#### Given records ####

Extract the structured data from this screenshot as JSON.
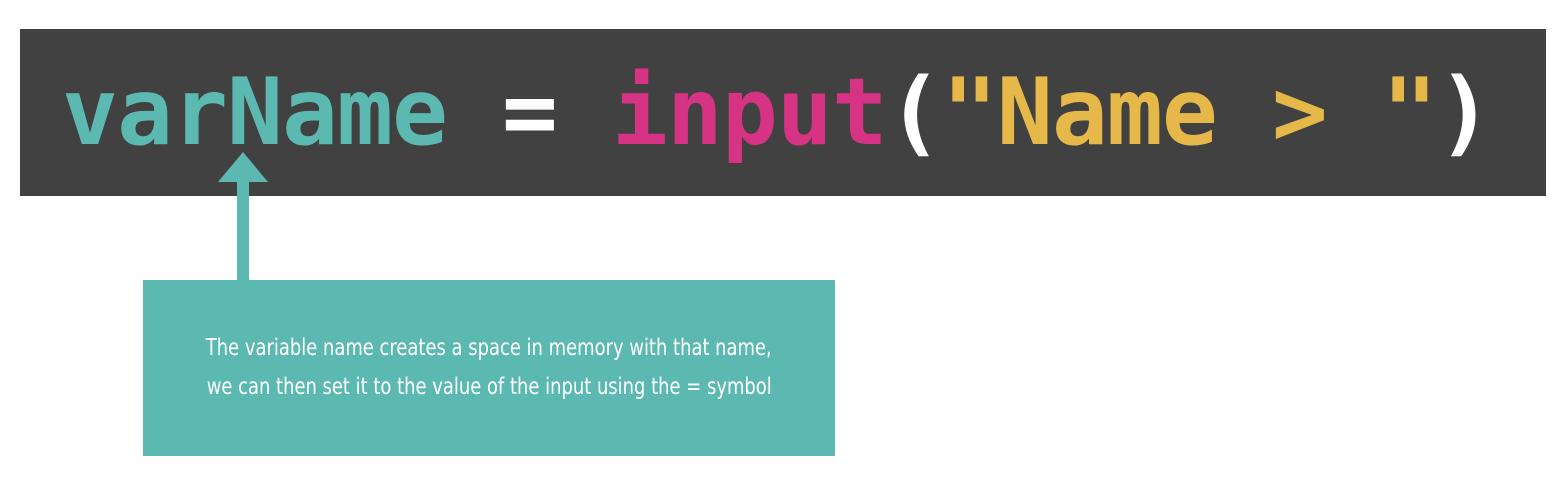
{
  "code": {
    "tokens": {
      "variable": "varName",
      "assign": " = ",
      "function": "input",
      "open_paren": "(",
      "string": "\"Name > \"",
      "close_paren": ")"
    },
    "colors": {
      "background": "#414141",
      "variable": "#5bb9b2",
      "operator": "#ffffff",
      "function": "#d63384",
      "string": "#e6b84a"
    }
  },
  "callout": {
    "line1": "The variable name creates a space in memory with that name,",
    "line2": "we can then set it to the value of the input using the = symbol",
    "color": "#5bb9b2"
  }
}
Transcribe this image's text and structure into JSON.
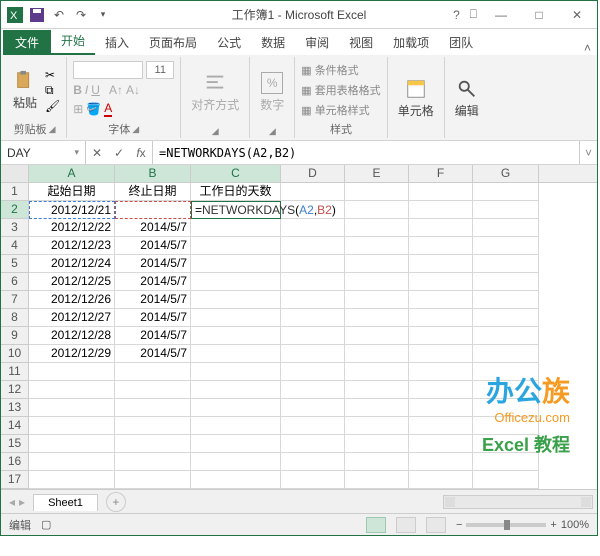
{
  "title": "工作簿1 - Microsoft Excel",
  "tabs": {
    "file": "文件",
    "home": "开始",
    "insert": "插入",
    "layout": "页面布局",
    "formulas": "公式",
    "data": "数据",
    "review": "审阅",
    "view": "视图",
    "addins": "加载项",
    "team": "团队"
  },
  "ribbon": {
    "clipboard": {
      "paste": "粘贴",
      "label": "剪贴板"
    },
    "font": {
      "label": "字体",
      "size": "11"
    },
    "align": {
      "label": "对齐方式"
    },
    "number": {
      "label": "数字",
      "percent": "%"
    },
    "styles": {
      "cond": "条件格式",
      "table": "套用表格格式",
      "cell": "单元格样式",
      "label": "样式"
    },
    "cells": {
      "label": "单元格"
    },
    "editing": {
      "label": "编辑"
    }
  },
  "formula_bar": {
    "name_box": "DAY",
    "formula": "=NETWORKDAYS(A2,B2)",
    "fn": "NETWORKDAYS",
    "a": "A2",
    "b": "B2"
  },
  "columns": [
    "A",
    "B",
    "C",
    "D",
    "E",
    "F",
    "G"
  ],
  "headers": {
    "A": "起始日期",
    "B": "终止日期",
    "C": "工作日的天数"
  },
  "rows": [
    {
      "n": 1
    },
    {
      "n": 2,
      "A": "2012/12/21",
      "B": "",
      "editing": true
    },
    {
      "n": 3,
      "A": "2012/12/22",
      "B": "2014/5/7"
    },
    {
      "n": 4,
      "A": "2012/12/23",
      "B": "2014/5/7"
    },
    {
      "n": 5,
      "A": "2012/12/24",
      "B": "2014/5/7"
    },
    {
      "n": 6,
      "A": "2012/12/25",
      "B": "2014/5/7"
    },
    {
      "n": 7,
      "A": "2012/12/26",
      "B": "2014/5/7"
    },
    {
      "n": 8,
      "A": "2012/12/27",
      "B": "2014/5/7"
    },
    {
      "n": 9,
      "A": "2012/12/28",
      "B": "2014/5/7"
    },
    {
      "n": 10,
      "A": "2012/12/29",
      "B": "2014/5/7"
    },
    {
      "n": 11
    },
    {
      "n": 12
    },
    {
      "n": 13
    },
    {
      "n": 14
    },
    {
      "n": 15
    },
    {
      "n": 16
    },
    {
      "n": 17
    }
  ],
  "sheet": {
    "name": "Sheet1"
  },
  "status": {
    "mode": "编辑",
    "zoom": "100%"
  },
  "watermark": {
    "brand1": "办公",
    "brand2": "族",
    "url": "Officezu.com",
    "sub": "Excel 教程"
  }
}
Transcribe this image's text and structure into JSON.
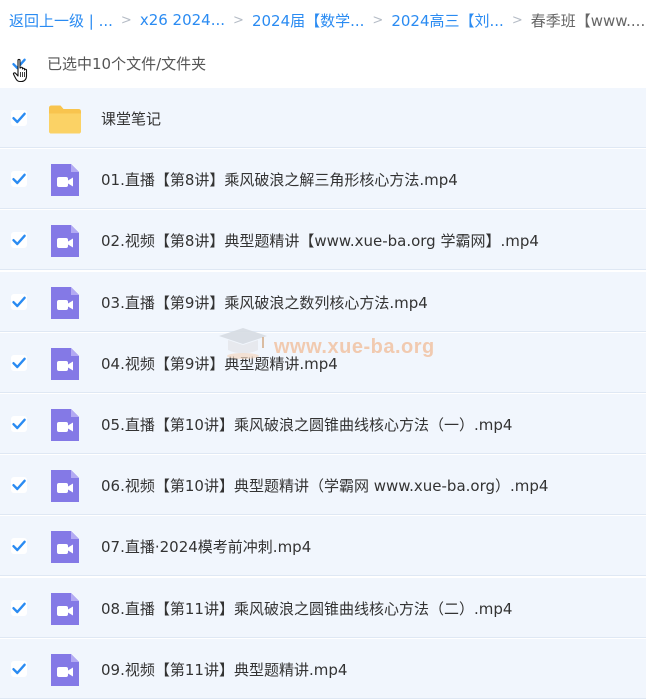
{
  "breadcrumb": {
    "items": [
      "返回上一级 | ...",
      "x26 2024...",
      "2024届【数学...",
      "2024高三【刘...",
      "春季班【www...."
    ]
  },
  "selection": {
    "checked": true,
    "status_text": "已选中10个文件/文件夹"
  },
  "files": [
    {
      "name": "课堂笔记",
      "type": "folder",
      "checked": true
    },
    {
      "name": "01.直播【第8讲】乘风破浪之解三角形核心方法.mp4",
      "type": "video",
      "checked": true
    },
    {
      "name": "02.视频【第8讲】典型题精讲【www.xue-ba.org 学霸网】.mp4",
      "type": "video",
      "checked": true
    },
    {
      "name": "03.直播【第9讲】乘风破浪之数列核心方法.mp4",
      "type": "video",
      "checked": true
    },
    {
      "name": "04.视频【第9讲】典型题精讲.mp4",
      "type": "video",
      "checked": true
    },
    {
      "name": "05.直播【第10讲】乘风破浪之圆锥曲线核心方法（一）.mp4",
      "type": "video",
      "checked": true
    },
    {
      "name": "06.视频【第10讲】典型题精讲（学霸网 www.xue-ba.org）.mp4",
      "type": "video",
      "checked": true
    },
    {
      "name": "07.直播·2024模考前冲刺.mp4",
      "type": "video",
      "checked": true
    },
    {
      "name": "08.直播【第11讲】乘风破浪之圆锥曲线核心方法（二）.mp4",
      "type": "video",
      "checked": true
    },
    {
      "name": "09.视频【第11讲】典型题精讲.mp4",
      "type": "video",
      "checked": true
    }
  ],
  "watermark": {
    "text": "www.xue-ba.org"
  },
  "colors": {
    "accent": "#2a8bf2",
    "row_background": "#f1f6fd",
    "folder": "#f8c44e",
    "video": "#8479e6"
  }
}
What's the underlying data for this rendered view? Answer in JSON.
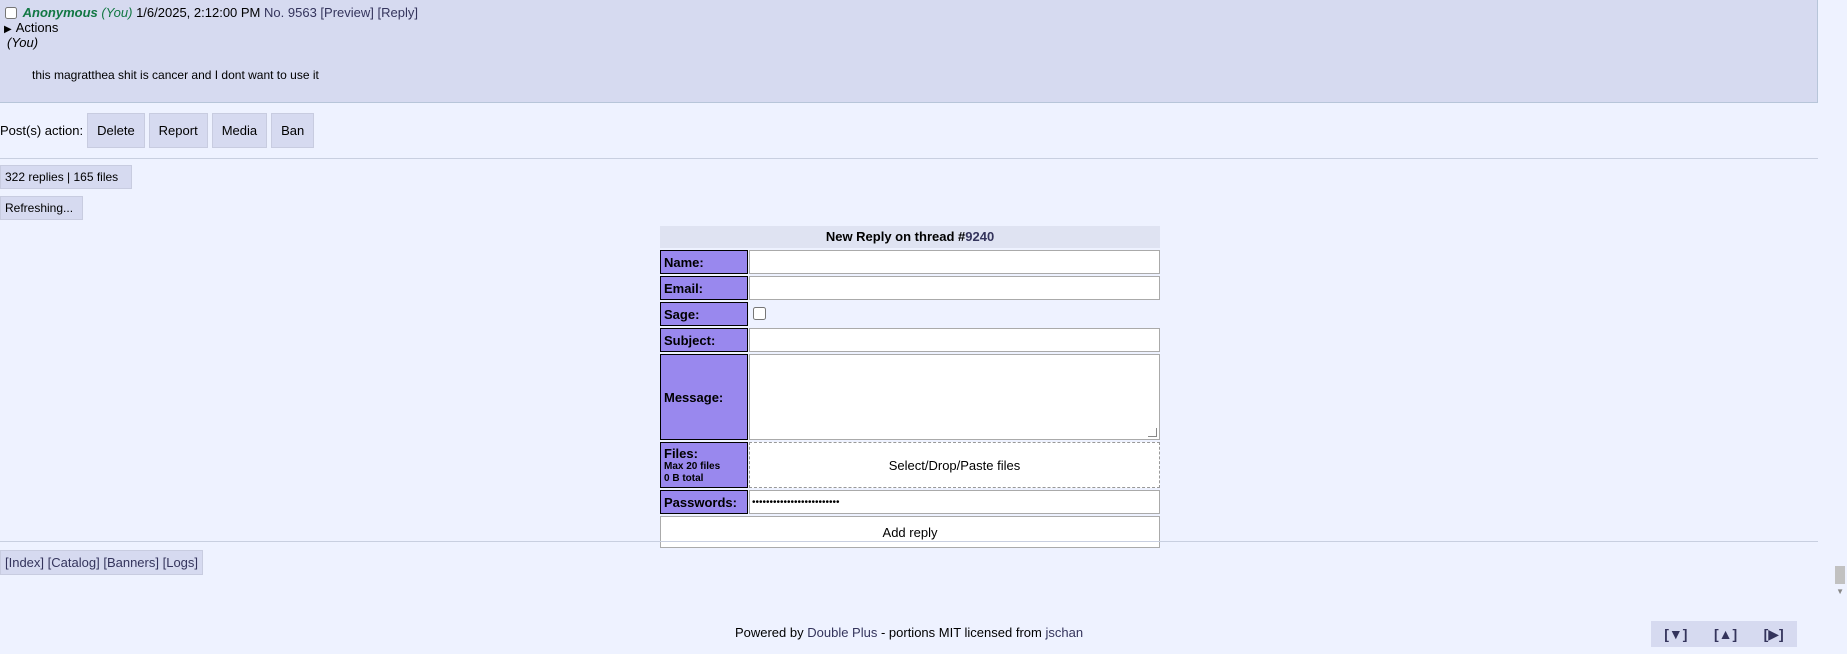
{
  "post": {
    "name": "Anonymous",
    "you_tag": "(You)",
    "date": "1/6/2025, 2:12:00 PM",
    "no_label": "No.",
    "number": "9563",
    "preview_link": "[Preview]",
    "reply_link": "[Reply]",
    "actions_label": "Actions",
    "you_line": "(You)",
    "message": "this magratthea shit is cancer and I dont want to use it"
  },
  "post_actions": {
    "label": "Post(s) action:",
    "buttons": [
      "Delete",
      "Report",
      "Media",
      "Ban"
    ]
  },
  "stats": "322 replies | 165 files",
  "refresh": "Refreshing...",
  "form": {
    "title_prefix": "New Reply on thread #",
    "thread_no": "9240",
    "name_label": "Name:",
    "email_label": "Email:",
    "sage_label": "Sage:",
    "subject_label": "Subject:",
    "message_label": "Message:",
    "files_label": "Files:",
    "files_max": "Max 20 files",
    "files_total": "0 B total",
    "files_drop": "Select/Drop/Paste files",
    "passwords_label": "Passwords:",
    "password_value": "•••••••••••••••••••••••••",
    "submit_label": "Add reply"
  },
  "nav": {
    "index": "[Index]",
    "catalog": "[Catalog]",
    "banners": "[Banners]",
    "logs": "[Logs]"
  },
  "footer": {
    "powered_by": "Powered by",
    "doubleplus": "Double Plus",
    "middle": "- portions MIT licensed from",
    "jschan": "jschan"
  },
  "scroll_arrows": {
    "down": "[▼]",
    "up": "[▲]",
    "right": "[▶]"
  }
}
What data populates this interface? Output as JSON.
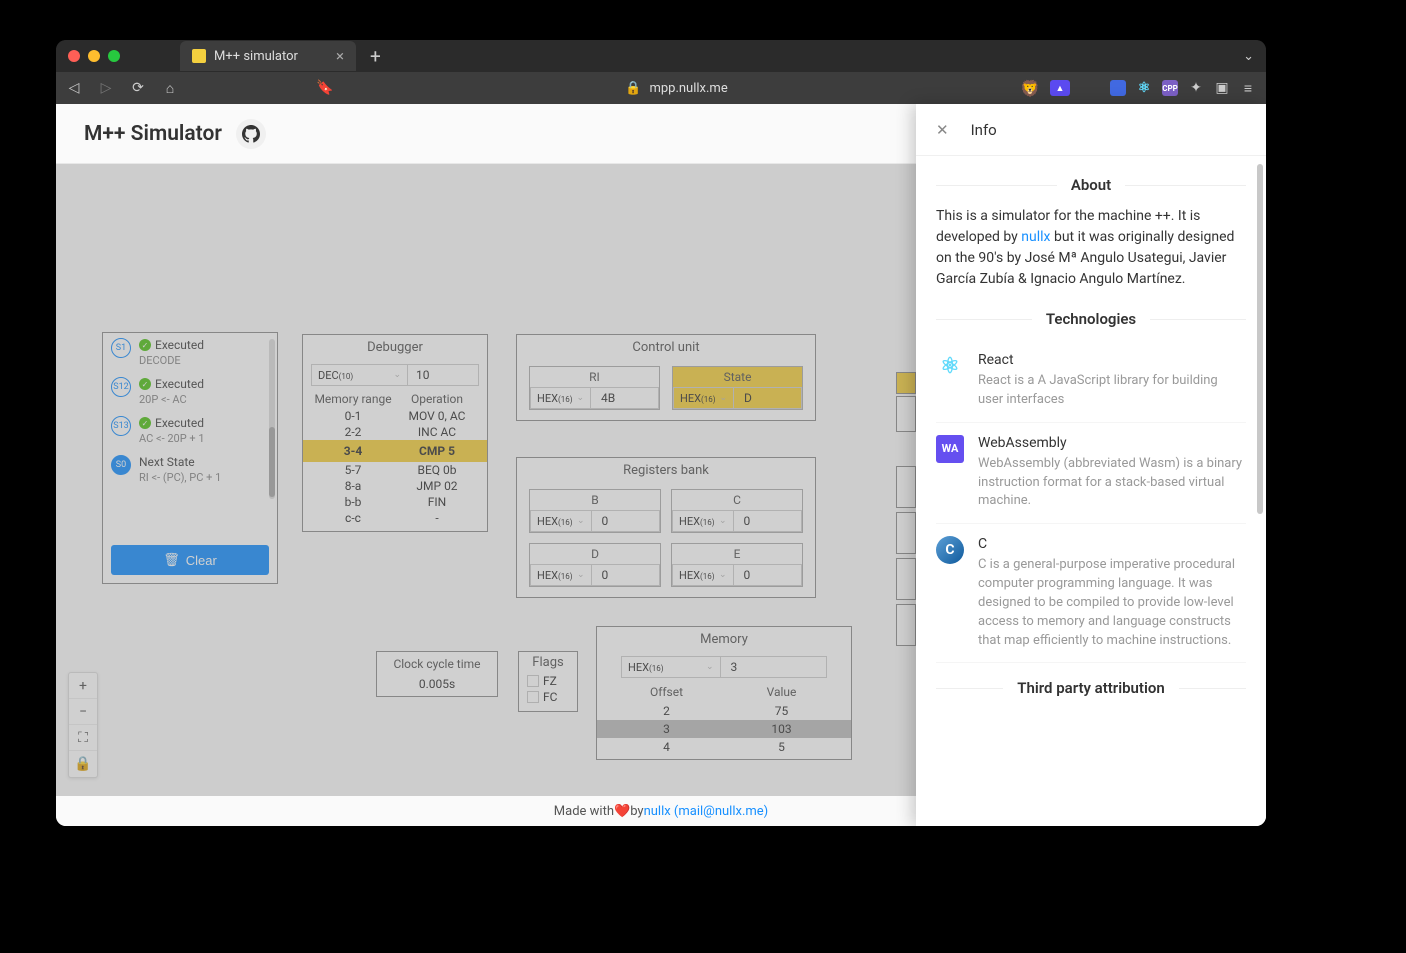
{
  "browser": {
    "tab_title": "M++ simulator",
    "url": "mpp.nullx.me"
  },
  "app": {
    "title": "M++ Simulator"
  },
  "states": {
    "items": [
      {
        "badge": "S1",
        "status": "Executed",
        "desc": "DECODE"
      },
      {
        "badge": "S12",
        "status": "Executed",
        "desc": "20P <- AC"
      },
      {
        "badge": "S13",
        "status": "Executed",
        "desc": "AC <- 20P + 1"
      },
      {
        "badge": "S0",
        "status": "Next State",
        "desc": "RI <- (PC), PC + 1",
        "solid": true,
        "no_check": true
      }
    ],
    "clear_label": "Clear"
  },
  "debugger": {
    "title": "Debugger",
    "base_sel": "DEC",
    "base_sub": "(10)",
    "base_val": "10",
    "col1": "Memory range",
    "col2": "Operation",
    "rows": [
      {
        "r": "0-1",
        "op": "MOV 0, AC"
      },
      {
        "r": "2-2",
        "op": "INC AC"
      },
      {
        "r": "3-4",
        "op": "CMP 5",
        "hl": true
      },
      {
        "r": "5-7",
        "op": "BEQ 0b"
      },
      {
        "r": "8-a",
        "op": "JMP 02"
      },
      {
        "r": "b-b",
        "op": "FIN"
      },
      {
        "r": "c-c",
        "op": "-"
      }
    ]
  },
  "control_unit": {
    "title": "Control unit",
    "ri": {
      "label": "RI",
      "sel": "HEX",
      "sub": "(16)",
      "val": "4B"
    },
    "state": {
      "label": "State",
      "sel": "HEX",
      "sub": "(16)",
      "val": "D",
      "hl": true
    }
  },
  "registers": {
    "title": "Registers bank",
    "regs": [
      {
        "label": "B",
        "sel": "HEX",
        "sub": "(16)",
        "val": "0"
      },
      {
        "label": "C",
        "sel": "HEX",
        "sub": "(16)",
        "val": "0"
      },
      {
        "label": "D",
        "sel": "HEX",
        "sub": "(16)",
        "val": "0"
      },
      {
        "label": "E",
        "sel": "HEX",
        "sub": "(16)",
        "val": "0"
      }
    ]
  },
  "clock": {
    "title": "Clock cycle time",
    "val": "0.005s"
  },
  "flags": {
    "title": "Flags",
    "items": [
      "FZ",
      "FC"
    ]
  },
  "memory": {
    "title": "Memory",
    "sel": "HEX",
    "sub": "(16)",
    "addr": "3",
    "col1": "Offset",
    "col2": "Value",
    "rows": [
      {
        "o": "2",
        "v": "75"
      },
      {
        "o": "3",
        "v": "103",
        "hl": true
      },
      {
        "o": "4",
        "v": "5"
      }
    ]
  },
  "footer": {
    "prefix": "Made with ",
    "heart": "❤️",
    "by": " by ",
    "link": "nullx (mail@nullx.me)"
  },
  "drawer": {
    "title": "Info",
    "about_heading": "About",
    "about_text_1": "This is a simulator for the machine ++. It is developed by ",
    "about_link": "nullx",
    "about_text_2": " but it was originally designed on the 90's by José Mª Angulo Usategui, Javier García Zubía & Ignacio Angulo Martínez.",
    "tech_heading": "Technologies",
    "techs": [
      {
        "name": "React",
        "desc": "React is a A JavaScript library for building user interfaces",
        "icon_bg": "#e8f4fd",
        "icon_fg": "#61dafb",
        "icon_text": "⚛"
      },
      {
        "name": "WebAssembly",
        "desc": "WebAssembly (abbreviated Wasm) is a binary instruction format for a stack-based virtual machine.",
        "icon_bg": "#654ff0",
        "icon_fg": "#fff",
        "icon_text": "WA"
      },
      {
        "name": "C",
        "desc": "C is a general-purpose imperative procedural computer programming language. It was designed to be compiled to provide low-level access to memory and language constructs that map efficiently to machine instructions.",
        "icon_bg": "#0f5a9c",
        "icon_fg": "#fff",
        "icon_text": "C"
      }
    ],
    "third_party_heading": "Third party attribution"
  }
}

####

### Written request:
Lines from the records above that hold "NETWORKDAYS" are the ones to list.

### Response:
    "formula": "=NETWORKDAYS(A2,B2)",
    "fn": "NETWORKDAYS",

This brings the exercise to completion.